◆ **EXERCISE INSTRUCTIONS**
Scan the data below for the string "Trockenmasse". Show every line where it turns up.

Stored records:
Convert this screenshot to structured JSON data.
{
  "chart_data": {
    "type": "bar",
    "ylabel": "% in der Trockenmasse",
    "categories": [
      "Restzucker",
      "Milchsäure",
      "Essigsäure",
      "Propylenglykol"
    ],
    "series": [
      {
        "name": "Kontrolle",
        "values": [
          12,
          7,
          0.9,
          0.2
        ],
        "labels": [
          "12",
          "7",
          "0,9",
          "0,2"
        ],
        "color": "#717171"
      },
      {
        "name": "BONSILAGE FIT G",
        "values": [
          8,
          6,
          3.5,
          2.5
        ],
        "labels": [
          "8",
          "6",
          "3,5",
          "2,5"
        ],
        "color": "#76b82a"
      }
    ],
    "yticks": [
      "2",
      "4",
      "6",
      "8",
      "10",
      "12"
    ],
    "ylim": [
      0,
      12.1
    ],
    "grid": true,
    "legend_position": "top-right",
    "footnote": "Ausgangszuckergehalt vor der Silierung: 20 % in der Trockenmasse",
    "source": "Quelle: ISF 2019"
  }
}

◆ **RESULT OF THE EXERCISE**
    "ylabel": "% in der Trockenmasse",
    "footnote": "Ausgangszuckergehalt vor der Silierung: 20 % in der Trockenmasse",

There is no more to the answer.